## Dataset content
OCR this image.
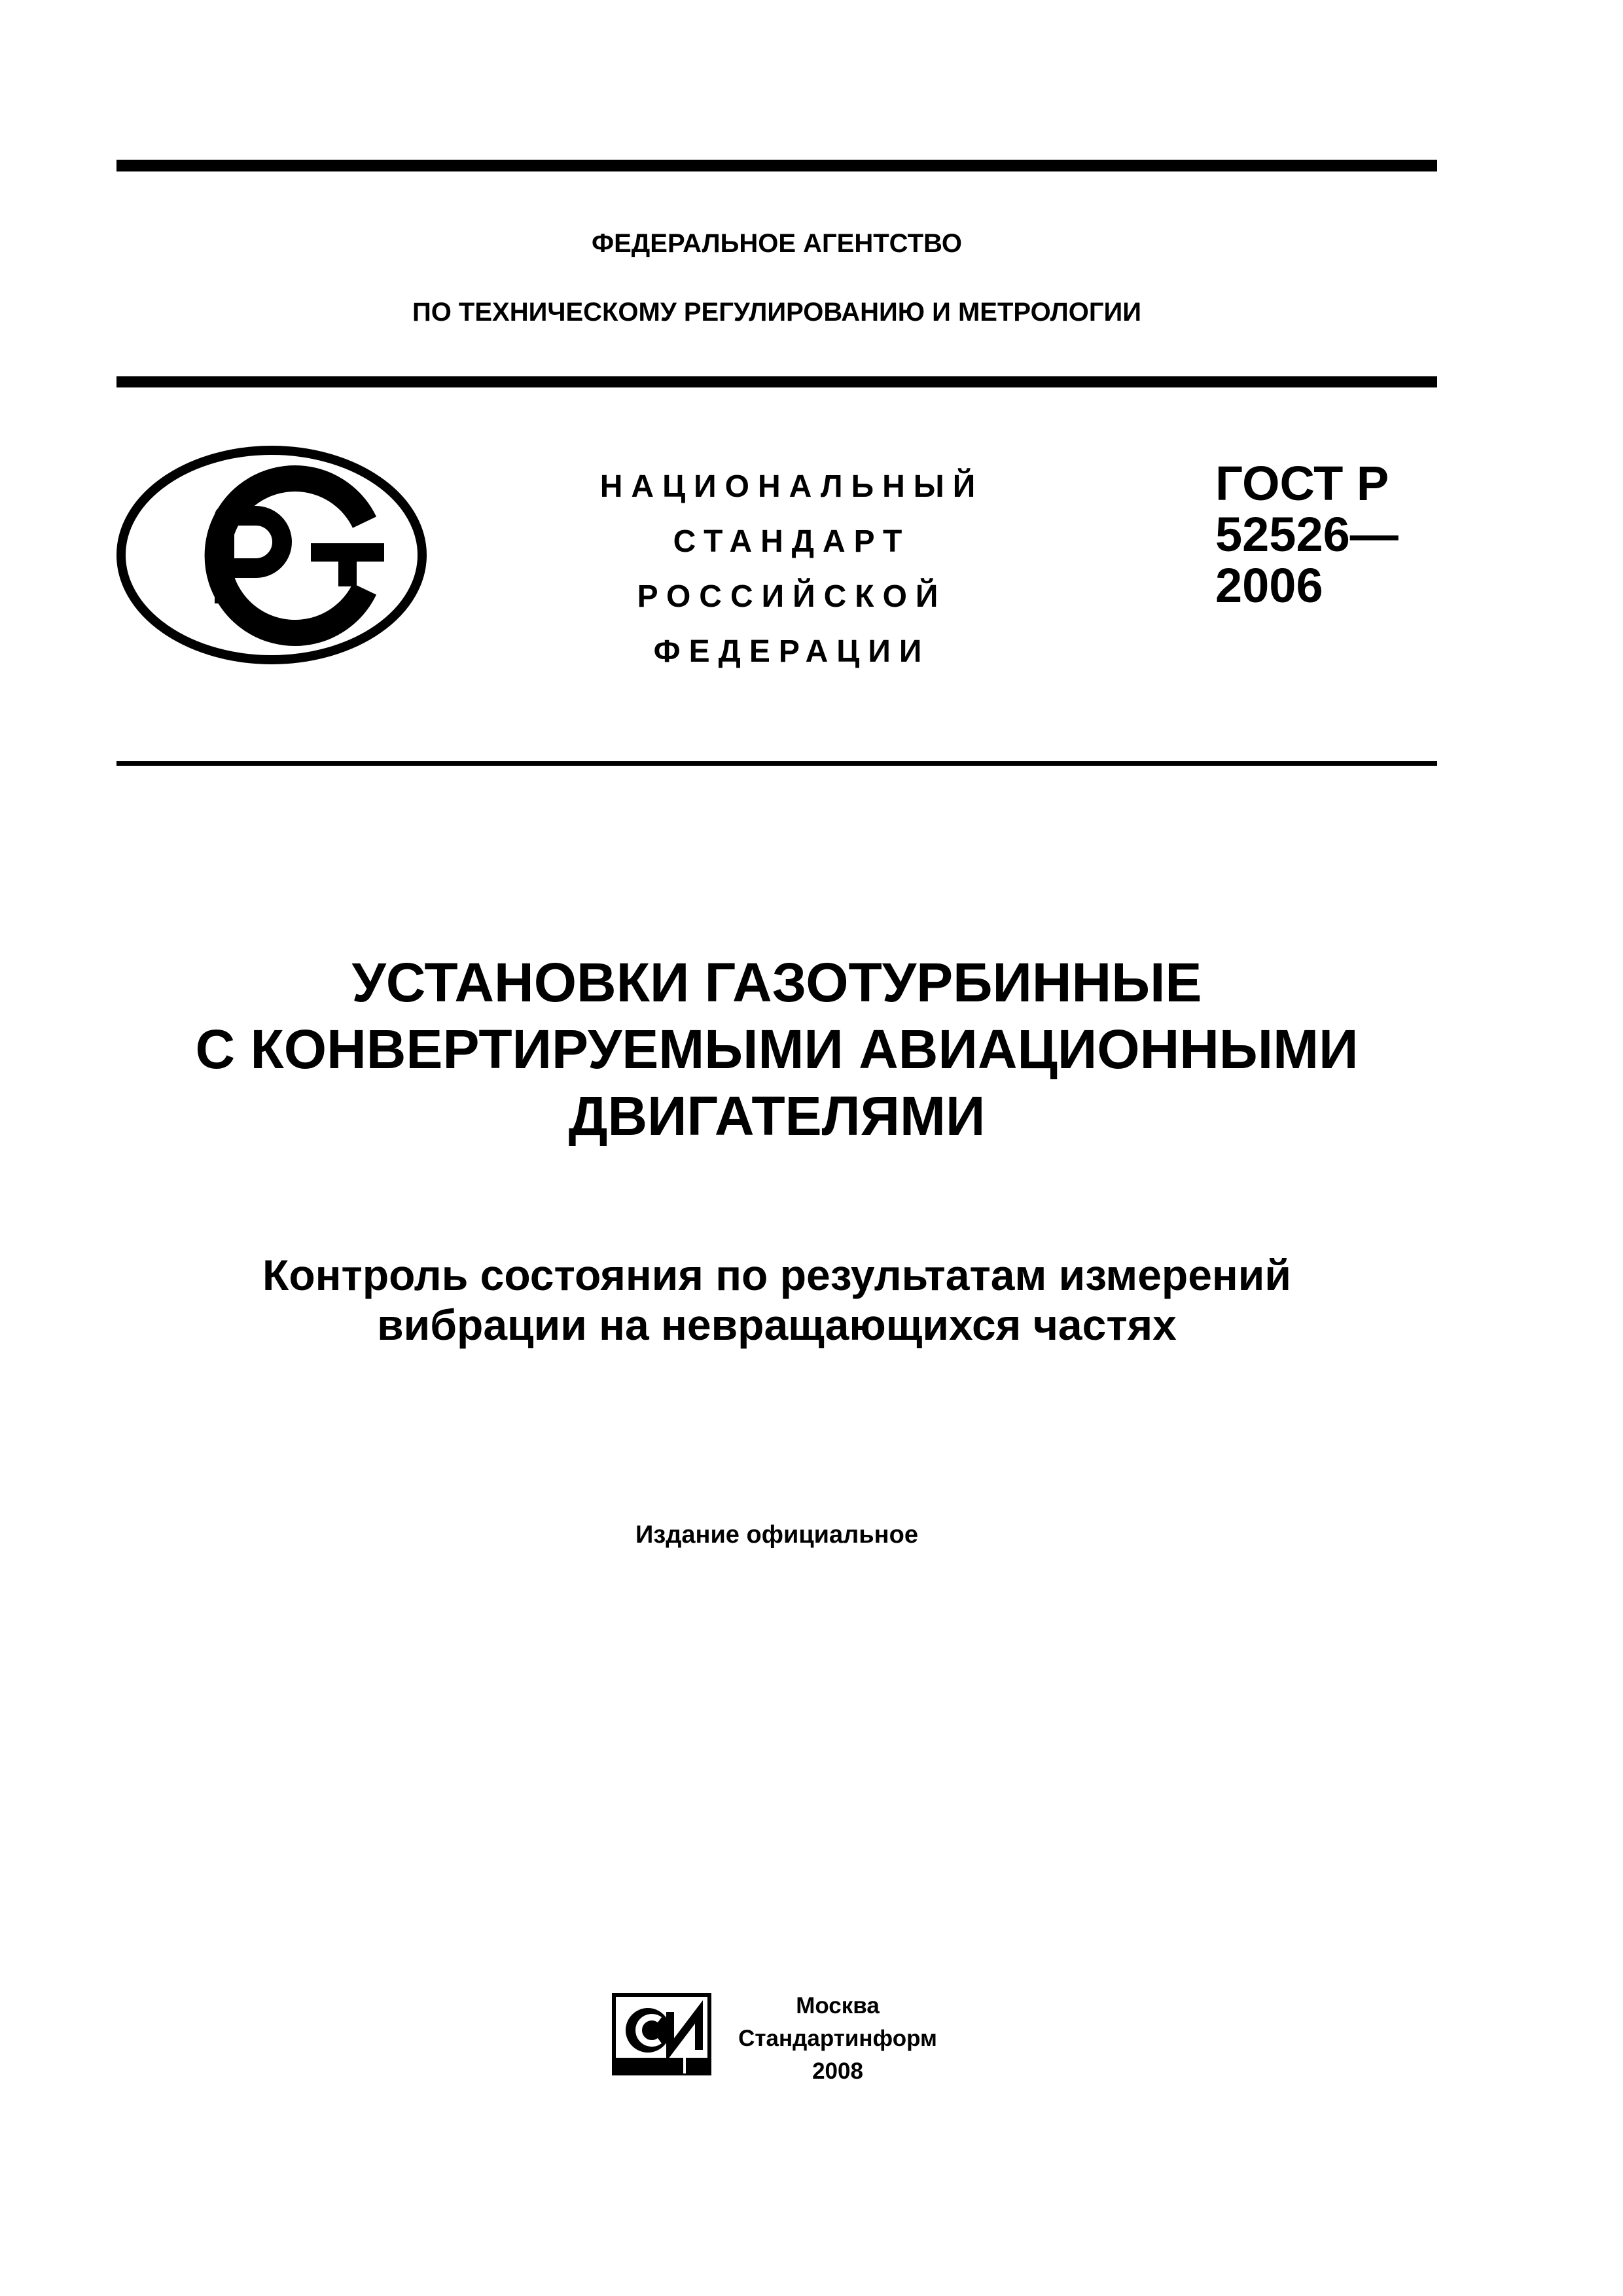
ФЕДЕРАЛЬНОЕ АГЕНТСТВО
ПО ТЕХНИЧЕСКОМУ РЕГУЛИРОВАНИЮ И МЕТРОЛОГИИ
НАЦИОНАЛЬНЫЙ
СТАНДАРТ
РОССИЙСКОЙ
ФЕДЕРАЦИИ
ГОСТ Р
52526—
2006
УСТАНОВКИ ГАЗОТУРБИННЫЕ
С КОНВЕРТИРУЕМЫМИ АВИАЦИОННЫМИ
ДВИГАТЕЛЯМИ
Контроль состояния по результатам измерений
вибрации на невращающихся частях
Издание официальное
Москва
Стандартинформ
2008
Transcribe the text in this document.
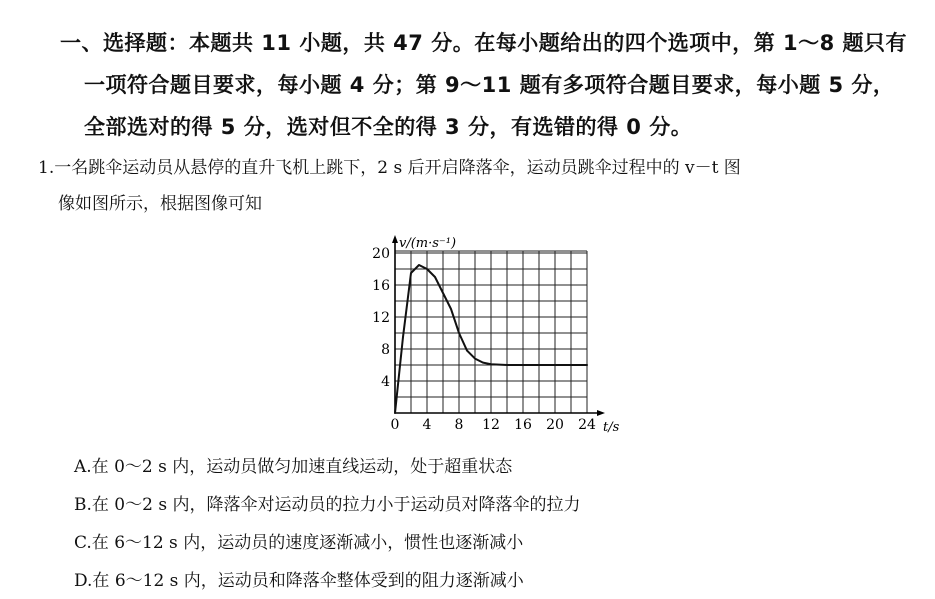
一、选择题：本题共 11 小题，共 47 分。在每小题给出的四个选项中，第 1～8 题只有
一项符合题目要求，每小题 4 分；第 9～11 题有多项符合题目要求，每小题 5 分，
全部选对的得 5 分，选对但不全的得 3 分，有选错的得 0 分。
1.一名跳伞运动员从悬停的直升飞机上跳下，2 s 后开启降落伞，运动员跳伞过程中的 v－t 图
像如图所示，根据图像可知
v/(m·s⁻¹)
t/s
0 4 8 12 16 20 24
4
8
12
16
20
A.在 0～2 s 内，运动员做匀加速直线运动，处于超重状态
B.在 0～2 s 内，降落伞对运动员的拉力小于运动员对降落伞的拉力
C.在 6～12 s 内，运动员的速度逐渐减小，惯性也逐渐减小
D.在 6～12 s 内，运动员和降落伞整体受到的阻力逐渐减小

## What you should do
All of the data above should be transcribed verbatim, with pictures omitted.

## Correct output
OCR this image.
ФЕДЕРАЛЬНОЕ АГЕНТСТВО
ПО ТЕХНИЧЕСКОМУ РЕГУЛИРОВАНИЮ И МЕТРОЛОГИИ
НАЦИОНАЛЬНЫЙ
СТАНДАРТ
РОССИЙСКОЙ
ФЕДЕРАЦИИ
ГОСТ Р
52526—
2006
УСТАНОВКИ ГАЗОТУРБИННЫЕ
С КОНВЕРТИРУЕМЫМИ АВИАЦИОННЫМИ
ДВИГАТЕЛЯМИ
Контроль состояния по результатам измерений
вибрации на невращающихся частях
Издание официальное
Москва
Стандартинформ
2008
Transcribe the text in this document.
一、选择题：本题共 11 小题，共 47 分。在每小题给出的四个选项中，第 1～8 题只有
一项符合题目要求，每小题 4 分；第 9～11 题有多项符合题目要求，每小题 5 分，
全部选对的得 5 分，选对但不全的得 3 分，有选错的得 0 分。
1.一名跳伞运动员从悬停的直升飞机上跳下，2 s 后开启降落伞，运动员跳伞过程中的 v－t 图
像如图所示，根据图像可知
v/(m·s⁻¹)
t/s
0 4 8 12 16 20 24
4
8
12
16
20
A.在 0～2 s 内，运动员做匀加速直线运动，处于超重状态
B.在 0～2 s 内，降落伞对运动员的拉力小于运动员对降落伞的拉力
C.在 6～12 s 内，运动员的速度逐渐减小，惯性也逐渐减小
D.在 6～12 s 内，运动员和降落伞整体受到的阻力逐渐减小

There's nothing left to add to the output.